-- start of DATA TO USE --

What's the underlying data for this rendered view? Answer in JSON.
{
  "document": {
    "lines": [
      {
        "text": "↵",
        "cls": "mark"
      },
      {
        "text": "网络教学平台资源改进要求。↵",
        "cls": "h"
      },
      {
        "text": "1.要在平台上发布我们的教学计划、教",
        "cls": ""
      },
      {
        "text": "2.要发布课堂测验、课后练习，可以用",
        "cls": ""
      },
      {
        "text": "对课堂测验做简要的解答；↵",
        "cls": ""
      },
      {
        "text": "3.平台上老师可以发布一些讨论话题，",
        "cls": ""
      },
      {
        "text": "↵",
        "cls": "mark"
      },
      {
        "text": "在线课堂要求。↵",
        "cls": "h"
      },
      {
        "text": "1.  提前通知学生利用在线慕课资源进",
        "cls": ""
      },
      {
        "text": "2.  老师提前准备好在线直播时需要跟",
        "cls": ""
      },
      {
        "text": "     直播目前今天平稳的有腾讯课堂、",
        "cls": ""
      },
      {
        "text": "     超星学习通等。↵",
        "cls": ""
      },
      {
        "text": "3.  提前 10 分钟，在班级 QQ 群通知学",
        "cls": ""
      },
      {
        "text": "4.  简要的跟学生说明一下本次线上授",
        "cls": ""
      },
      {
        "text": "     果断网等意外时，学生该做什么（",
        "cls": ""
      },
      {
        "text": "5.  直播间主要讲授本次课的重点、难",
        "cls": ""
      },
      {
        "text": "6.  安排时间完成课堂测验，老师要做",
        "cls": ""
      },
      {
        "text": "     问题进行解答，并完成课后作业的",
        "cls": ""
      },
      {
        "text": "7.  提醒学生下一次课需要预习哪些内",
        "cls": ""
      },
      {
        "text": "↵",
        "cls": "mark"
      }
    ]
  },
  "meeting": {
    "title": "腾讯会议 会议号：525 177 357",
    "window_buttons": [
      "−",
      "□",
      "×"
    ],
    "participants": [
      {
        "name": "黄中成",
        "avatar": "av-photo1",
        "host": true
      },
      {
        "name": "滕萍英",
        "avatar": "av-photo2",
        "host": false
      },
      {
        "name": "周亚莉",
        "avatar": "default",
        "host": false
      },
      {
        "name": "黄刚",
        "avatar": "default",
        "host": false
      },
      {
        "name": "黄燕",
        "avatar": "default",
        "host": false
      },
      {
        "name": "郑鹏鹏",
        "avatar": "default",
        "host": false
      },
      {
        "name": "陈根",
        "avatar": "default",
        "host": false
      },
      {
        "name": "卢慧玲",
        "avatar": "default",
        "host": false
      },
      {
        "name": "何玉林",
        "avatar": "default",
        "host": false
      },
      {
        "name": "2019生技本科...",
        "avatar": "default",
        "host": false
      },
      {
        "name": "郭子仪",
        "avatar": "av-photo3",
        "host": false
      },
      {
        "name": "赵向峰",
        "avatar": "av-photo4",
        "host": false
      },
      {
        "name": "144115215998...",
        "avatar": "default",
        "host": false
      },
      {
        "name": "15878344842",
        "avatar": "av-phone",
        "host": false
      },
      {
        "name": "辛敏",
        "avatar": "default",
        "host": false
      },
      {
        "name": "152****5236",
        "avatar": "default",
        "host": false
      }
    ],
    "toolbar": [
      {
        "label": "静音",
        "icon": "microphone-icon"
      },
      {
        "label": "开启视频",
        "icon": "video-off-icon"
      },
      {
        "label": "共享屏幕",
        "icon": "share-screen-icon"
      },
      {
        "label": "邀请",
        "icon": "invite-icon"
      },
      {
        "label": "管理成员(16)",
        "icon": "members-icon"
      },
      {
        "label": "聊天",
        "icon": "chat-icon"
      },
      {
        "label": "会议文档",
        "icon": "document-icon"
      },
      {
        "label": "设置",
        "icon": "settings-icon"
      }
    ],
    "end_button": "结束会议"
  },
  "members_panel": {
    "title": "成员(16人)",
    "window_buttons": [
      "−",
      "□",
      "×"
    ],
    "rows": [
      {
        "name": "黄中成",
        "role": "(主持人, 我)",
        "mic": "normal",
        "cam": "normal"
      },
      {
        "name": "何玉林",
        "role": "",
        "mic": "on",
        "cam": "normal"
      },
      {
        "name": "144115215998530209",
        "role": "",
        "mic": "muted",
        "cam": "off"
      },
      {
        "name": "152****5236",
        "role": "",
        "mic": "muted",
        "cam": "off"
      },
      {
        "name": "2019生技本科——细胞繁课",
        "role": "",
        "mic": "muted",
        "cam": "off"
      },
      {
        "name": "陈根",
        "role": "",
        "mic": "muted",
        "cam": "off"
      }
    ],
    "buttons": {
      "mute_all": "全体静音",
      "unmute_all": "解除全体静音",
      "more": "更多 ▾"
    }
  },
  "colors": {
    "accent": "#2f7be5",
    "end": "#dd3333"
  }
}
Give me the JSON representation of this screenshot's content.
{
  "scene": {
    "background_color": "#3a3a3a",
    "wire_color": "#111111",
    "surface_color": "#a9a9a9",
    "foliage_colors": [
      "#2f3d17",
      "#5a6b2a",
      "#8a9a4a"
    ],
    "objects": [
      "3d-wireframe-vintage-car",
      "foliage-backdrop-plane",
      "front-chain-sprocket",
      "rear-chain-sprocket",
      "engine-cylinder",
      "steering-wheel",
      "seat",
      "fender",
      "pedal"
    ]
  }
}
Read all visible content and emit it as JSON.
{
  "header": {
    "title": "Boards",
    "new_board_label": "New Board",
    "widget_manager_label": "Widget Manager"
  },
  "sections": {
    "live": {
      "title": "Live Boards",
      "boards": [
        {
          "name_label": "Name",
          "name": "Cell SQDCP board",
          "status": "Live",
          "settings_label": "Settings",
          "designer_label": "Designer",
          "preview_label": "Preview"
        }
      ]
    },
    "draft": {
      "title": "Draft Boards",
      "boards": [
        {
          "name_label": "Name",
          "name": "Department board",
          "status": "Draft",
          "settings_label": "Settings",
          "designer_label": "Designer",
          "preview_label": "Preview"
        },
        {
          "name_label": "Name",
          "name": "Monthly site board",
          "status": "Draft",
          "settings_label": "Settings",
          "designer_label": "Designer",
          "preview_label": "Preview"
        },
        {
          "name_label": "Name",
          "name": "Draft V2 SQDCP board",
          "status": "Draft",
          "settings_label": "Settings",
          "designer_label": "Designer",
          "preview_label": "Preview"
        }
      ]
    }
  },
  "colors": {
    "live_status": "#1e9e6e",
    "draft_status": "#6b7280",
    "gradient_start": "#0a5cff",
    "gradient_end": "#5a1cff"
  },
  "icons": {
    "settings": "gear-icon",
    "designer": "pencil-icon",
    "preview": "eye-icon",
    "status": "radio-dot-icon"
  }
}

-- end of DATA TO USE --

Your task is to print the whole listing again exactly.

**REPLY:**
What's the underlying data for this rendered view? Answer in JSON.
{
  "document": {
    "lines": [
      {
        "text": "↵",
        "cls": "mark"
      },
      {
        "text": "网络教学平台资源改进要求。↵",
        "cls": "h"
      },
      {
        "text": "1.要在平台上发布我们的教学计划、教",
        "cls": ""
      },
      {
        "text": "2.要发布课堂测验、课后练习，可以用",
        "cls": ""
      },
      {
        "text": "对课堂测验做简要的解答；↵",
        "cls": ""
      },
      {
        "text": "3.平台上老师可以发布一些讨论话题，",
        "cls": ""
      },
      {
        "text": "↵",
        "cls": "mark"
      },
      {
        "text": "在线课堂要求。↵",
        "cls": "h"
      },
      {
        "text": "1.  提前通知学生利用在线慕课资源进",
        "cls": ""
      },
      {
        "text": "2.  老师提前准备好在线直播时需要跟",
        "cls": ""
      },
      {
        "text": "     直播目前今天平稳的有腾讯课堂、",
        "cls": ""
      },
      {
        "text": "     超星学习通等。↵",
        "cls": ""
      },
      {
        "text": "3.  提前 10 分钟，在班级 QQ 群通知学",
        "cls": ""
      },
      {
        "text": "4.  简要的跟学生说明一下本次线上授",
        "cls": ""
      },
      {
        "text": "     果断网等意外时，学生该做什么（",
        "cls": ""
      },
      {
        "text": "5.  直播间主要讲授本次课的重点、难",
        "cls": ""
      },
      {
        "text": "6.  安排时间完成课堂测验，老师要做",
        "cls": ""
      },
      {
        "text": "     问题进行解答，并完成课后作业的",
        "cls": ""
      },
      {
        "text": "7.  提醒学生下一次课需要预习哪些内",
        "cls": ""
      },
      {
        "text": "↵",
        "cls": "mark"
      }
    ]
  },
  "meeting": {
    "title": "腾讯会议 会议号：525 177 357",
    "window_buttons": [
      "−",
      "□",
      "×"
    ],
    "participants": [
      {
        "name": "黄中成",
        "avatar": "av-photo1",
        "host": true
      },
      {
        "name": "滕萍英",
        "avatar": "av-photo2",
        "host": false
      },
      {
        "name": "周亚莉",
        "avatar": "default",
        "host": false
      },
      {
        "name": "黄刚",
        "avatar": "default",
        "host": false
      },
      {
        "name": "黄燕",
        "avatar": "default",
        "host": false
      },
      {
        "name": "郑鹏鹏",
        "avatar": "default",
        "host": false
      },
      {
        "name": "陈根",
        "avatar": "default",
        "host": false
      },
      {
        "name": "卢慧玲",
        "avatar": "default",
        "host": false
      },
      {
        "name": "何玉林",
        "avatar": "default",
        "host": false
      },
      {
        "name": "2019生技本科...",
        "avatar": "default",
        "host": false
      },
      {
        "name": "郭子仪",
        "avatar": "av-photo3",
        "host": false
      },
      {
        "name": "赵向峰",
        "avatar": "av-photo4",
        "host": false
      },
      {
        "name": "144115215998...",
        "avatar": "default",
        "host": false
      },
      {
        "name": "15878344842",
        "avatar": "av-phone",
        "host": false
      },
      {
        "name": "辛敏",
        "avatar": "default",
        "host": false
      },
      {
        "name": "152****5236",
        "avatar": "default",
        "host": false
      }
    ],
    "toolbar": [
      {
        "label": "静音",
        "icon": "microphone-icon"
      },
      {
        "label": "开启视频",
        "icon": "video-off-icon"
      },
      {
        "label": "共享屏幕",
        "icon": "share-screen-icon"
      },
      {
        "label": "邀请",
        "icon": "invite-icon"
      },
      {
        "label": "管理成员(16)",
        "icon": "members-icon"
      },
      {
        "label": "聊天",
        "icon": "chat-icon"
      },
      {
        "label": "会议文档",
        "icon": "document-icon"
      },
      {
        "label": "设置",
        "icon": "settings-icon"
      }
    ],
    "end_button": "结束会议"
  },
  "members_panel": {
    "title": "成员(16人)",
    "window_buttons": [
      "−",
      "□",
      "×"
    ],
    "rows": [
      {
        "name": "黄中成",
        "role": "(主持人, 我)",
        "mic": "normal",
        "cam": "normal"
      },
      {
        "name": "何玉林",
        "role": "",
        "mic": "on",
        "cam": "normal"
      },
      {
        "name": "144115215998530209",
        "role": "",
        "mic": "muted",
        "cam": "off"
      },
      {
        "name": "152****5236",
        "role": "",
        "mic": "muted",
        "cam": "off"
      },
      {
        "name": "2019生技本科——细胞繁课",
        "role": "",
        "mic": "muted",
        "cam": "off"
      },
      {
        "name": "陈根",
        "role": "",
        "mic": "muted",
        "cam": "off"
      }
    ],
    "buttons": {
      "mute_all": "全体静音",
      "unmute_all": "解除全体静音",
      "more": "更多 ▾"
    }
  },
  "colors": {
    "accent": "#2f7be5",
    "end": "#dd3333"
  }
}
Give me the JSON representation of this screenshot's content.
{
  "scene": {
    "background_color": "#3a3a3a",
    "wire_color": "#111111",
    "surface_color": "#a9a9a9",
    "foliage_colors": [
      "#2f3d17",
      "#5a6b2a",
      "#8a9a4a"
    ],
    "objects": [
      "3d-wireframe-vintage-car",
      "foliage-backdrop-plane",
      "front-chain-sprocket",
      "rear-chain-sprocket",
      "engine-cylinder",
      "steering-wheel",
      "seat",
      "fender",
      "pedal"
    ]
  }
}
Read all visible content and emit it as JSON.
{
  "header": {
    "title": "Boards",
    "new_board_label": "New Board",
    "widget_manager_label": "Widget Manager"
  },
  "sections": {
    "live": {
      "title": "Live Boards",
      "boards": [
        {
          "name_label": "Name",
          "name": "Cell SQDCP board",
          "status": "Live",
          "settings_label": "Settings",
          "designer_label": "Designer",
          "preview_label": "Preview"
        }
      ]
    },
    "draft": {
      "title": "Draft Boards",
      "boards": [
        {
          "name_label": "Name",
          "name": "Department board",
          "status": "Draft",
          "settings_label": "Settings",
          "designer_label": "Designer",
          "preview_label": "Preview"
        },
        {
          "name_label": "Name",
          "name": "Monthly site board",
          "status": "Draft",
          "settings_label": "Settings",
          "designer_label": "Designer",
          "preview_label": "Preview"
        },
        {
          "name_label": "Name",
          "name": "Draft V2 SQDCP board",
          "status": "Draft",
          "settings_label": "Settings",
          "designer_label": "Designer",
          "preview_label": "Preview"
        }
      ]
    }
  },
  "colors": {
    "live_status": "#1e9e6e",
    "draft_status": "#6b7280",
    "gradient_start": "#0a5cff",
    "gradient_end": "#5a1cff"
  },
  "icons": {
    "settings": "gear-icon",
    "designer": "pencil-icon",
    "preview": "eye-icon",
    "status": "radio-dot-icon"
  }
}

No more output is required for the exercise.